** Extracted text **
▬▬▬▬▬▬

Sometimes misses drive detection with lots of drives #1133

martinpitt · 2023-06-29T12:56:48Z

In cockpit we have a storage scaling integration test. It creates 200 SCSI devices/drives with modprobe scsi_debug num_tgts=200, and then checks that they all propagate correctly through the kernel → udev → udisks → dbus → cockpit chain.

This test now fails very often on Arch Linux: It's often showing not the expected 200 SCSI drives (plus the virto root disk, and the cloud-init iso, thus 202 in total), but fewer, e.g. 188 or 193.

▬▬▬▬▬▬

** Records provided **

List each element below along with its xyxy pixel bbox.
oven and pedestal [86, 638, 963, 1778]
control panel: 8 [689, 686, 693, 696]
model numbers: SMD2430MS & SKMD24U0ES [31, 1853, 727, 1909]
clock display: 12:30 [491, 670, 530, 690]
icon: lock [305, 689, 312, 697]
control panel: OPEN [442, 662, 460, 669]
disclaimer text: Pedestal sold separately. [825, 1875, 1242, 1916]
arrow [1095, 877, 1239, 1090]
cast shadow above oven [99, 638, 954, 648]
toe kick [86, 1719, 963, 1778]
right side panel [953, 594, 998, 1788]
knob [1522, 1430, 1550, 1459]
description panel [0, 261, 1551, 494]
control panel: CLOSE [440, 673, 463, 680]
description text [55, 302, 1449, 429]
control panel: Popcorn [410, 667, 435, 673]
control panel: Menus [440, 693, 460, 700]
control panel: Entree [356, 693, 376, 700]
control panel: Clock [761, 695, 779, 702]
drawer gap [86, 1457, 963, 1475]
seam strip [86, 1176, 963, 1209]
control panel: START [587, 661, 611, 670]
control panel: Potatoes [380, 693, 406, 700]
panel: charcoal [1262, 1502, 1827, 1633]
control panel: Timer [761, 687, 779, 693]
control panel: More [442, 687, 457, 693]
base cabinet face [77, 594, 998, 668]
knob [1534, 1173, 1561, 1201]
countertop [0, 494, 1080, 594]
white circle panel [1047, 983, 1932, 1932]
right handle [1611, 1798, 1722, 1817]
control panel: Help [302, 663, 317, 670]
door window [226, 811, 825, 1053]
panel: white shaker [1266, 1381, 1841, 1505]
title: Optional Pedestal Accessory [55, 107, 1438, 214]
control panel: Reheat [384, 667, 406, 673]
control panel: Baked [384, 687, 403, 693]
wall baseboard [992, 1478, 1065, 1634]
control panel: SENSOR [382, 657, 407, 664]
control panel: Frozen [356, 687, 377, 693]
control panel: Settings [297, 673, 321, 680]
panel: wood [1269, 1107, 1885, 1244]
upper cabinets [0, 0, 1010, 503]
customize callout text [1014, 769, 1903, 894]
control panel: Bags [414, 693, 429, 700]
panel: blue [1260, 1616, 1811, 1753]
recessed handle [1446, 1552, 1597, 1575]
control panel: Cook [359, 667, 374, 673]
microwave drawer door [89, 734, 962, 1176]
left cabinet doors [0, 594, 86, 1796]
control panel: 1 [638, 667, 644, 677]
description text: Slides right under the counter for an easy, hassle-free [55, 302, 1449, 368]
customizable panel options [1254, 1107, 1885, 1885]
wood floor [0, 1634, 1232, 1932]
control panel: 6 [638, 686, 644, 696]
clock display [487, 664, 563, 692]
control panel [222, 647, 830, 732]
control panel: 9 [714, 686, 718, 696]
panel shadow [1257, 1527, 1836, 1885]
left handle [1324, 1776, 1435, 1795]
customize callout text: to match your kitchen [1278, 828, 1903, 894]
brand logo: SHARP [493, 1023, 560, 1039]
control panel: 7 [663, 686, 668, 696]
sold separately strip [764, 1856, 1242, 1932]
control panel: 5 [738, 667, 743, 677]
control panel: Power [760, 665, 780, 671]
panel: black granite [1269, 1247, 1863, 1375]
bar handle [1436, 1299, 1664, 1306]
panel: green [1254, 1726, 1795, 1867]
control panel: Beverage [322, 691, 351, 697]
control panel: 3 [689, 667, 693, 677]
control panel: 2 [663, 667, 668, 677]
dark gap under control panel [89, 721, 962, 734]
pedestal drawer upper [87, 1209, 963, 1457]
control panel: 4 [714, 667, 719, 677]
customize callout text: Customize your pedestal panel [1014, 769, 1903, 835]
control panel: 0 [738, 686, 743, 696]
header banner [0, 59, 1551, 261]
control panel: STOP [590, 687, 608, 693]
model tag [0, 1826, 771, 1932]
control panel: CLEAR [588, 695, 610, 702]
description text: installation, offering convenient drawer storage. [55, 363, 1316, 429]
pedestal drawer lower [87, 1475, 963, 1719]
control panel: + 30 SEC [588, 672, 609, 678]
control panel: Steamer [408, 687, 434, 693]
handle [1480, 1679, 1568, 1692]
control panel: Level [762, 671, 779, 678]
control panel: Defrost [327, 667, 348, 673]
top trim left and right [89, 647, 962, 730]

▬▬▬▬▬▬

** Problem requirements **
Write out the passage of the drive detection report starting with "martinpitt · 2023-06-29T12:56:48Z" and going on through "188 or 193.", switching "Arch Linux" to "Debian". The records are separate material and have no connection to the drive detection report.

** Solution **
martinpitt · 2023-06-29T12:56:48Z

In cockpit we have a storage scaling integration test. It creates 200 SCSI devices/drives with modprobe scsi_debug num_tgts=200, and then checks that they all propagate correctly through the kernel → udev → udisks → dbus → cockpit chain.

This test now fails very often on Debian: It's often showing not the expected 200 SCSI drives (plus the virto root disk, and the cloud-init iso, thus 202 in total), but fewer, e.g. 188 or 193.